[START DATA FOR THIS TASK]
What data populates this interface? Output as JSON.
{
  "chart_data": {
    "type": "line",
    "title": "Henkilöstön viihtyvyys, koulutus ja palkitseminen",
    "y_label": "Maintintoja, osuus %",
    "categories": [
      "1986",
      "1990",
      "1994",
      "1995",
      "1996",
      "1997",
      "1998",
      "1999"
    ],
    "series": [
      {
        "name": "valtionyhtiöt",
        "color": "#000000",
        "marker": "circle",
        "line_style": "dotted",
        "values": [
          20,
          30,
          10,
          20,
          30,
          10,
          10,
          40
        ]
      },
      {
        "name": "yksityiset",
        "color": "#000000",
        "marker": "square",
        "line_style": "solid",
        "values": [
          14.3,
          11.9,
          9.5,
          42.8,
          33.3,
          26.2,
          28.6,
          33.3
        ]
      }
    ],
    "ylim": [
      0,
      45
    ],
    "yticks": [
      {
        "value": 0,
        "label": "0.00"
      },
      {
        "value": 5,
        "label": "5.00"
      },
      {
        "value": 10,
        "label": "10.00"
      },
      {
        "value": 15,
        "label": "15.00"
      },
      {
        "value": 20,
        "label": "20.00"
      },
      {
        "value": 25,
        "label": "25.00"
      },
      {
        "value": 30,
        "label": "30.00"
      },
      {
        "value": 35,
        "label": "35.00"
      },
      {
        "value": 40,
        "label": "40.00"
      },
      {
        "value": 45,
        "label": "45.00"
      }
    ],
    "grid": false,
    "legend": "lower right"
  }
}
[END DATA FOR THIS TASK]
*WHAT YOU NEED TO DO:* All the data must be duplicated exactly, with nothing added or removed.

*CORRECT RESULT:*
What data populates this interface? Output as JSON.
{
  "chart_data": {
    "type": "line",
    "title": "Henkilöstön viihtyvyys, koulutus ja palkitseminen",
    "y_label": "Maintintoja, osuus %",
    "categories": [
      "1986",
      "1990",
      "1994",
      "1995",
      "1996",
      "1997",
      "1998",
      "1999"
    ],
    "series": [
      {
        "name": "valtionyhtiöt",
        "color": "#000000",
        "marker": "circle",
        "line_style": "dotted",
        "values": [
          20,
          30,
          10,
          20,
          30,
          10,
          10,
          40
        ]
      },
      {
        "name": "yksityiset",
        "color": "#000000",
        "marker": "square",
        "line_style": "solid",
        "values": [
          14.3,
          11.9,
          9.5,
          42.8,
          33.3,
          26.2,
          28.6,
          33.3
        ]
      }
    ],
    "ylim": [
      0,
      45
    ],
    "yticks": [
      {
        "value": 0,
        "label": "0.00"
      },
      {
        "value": 5,
        "label": "5.00"
      },
      {
        "value": 10,
        "label": "10.00"
      },
      {
        "value": 15,
        "label": "15.00"
      },
      {
        "value": 20,
        "label": "20.00"
      },
      {
        "value": 25,
        "label": "25.00"
      },
      {
        "value": 30,
        "label": "30.00"
      },
      {
        "value": 35,
        "label": "35.00"
      },
      {
        "value": 40,
        "label": "40.00"
      },
      {
        "value": 45,
        "label": "45.00"
      }
    ],
    "grid": false,
    "legend": "lower right"
  }
}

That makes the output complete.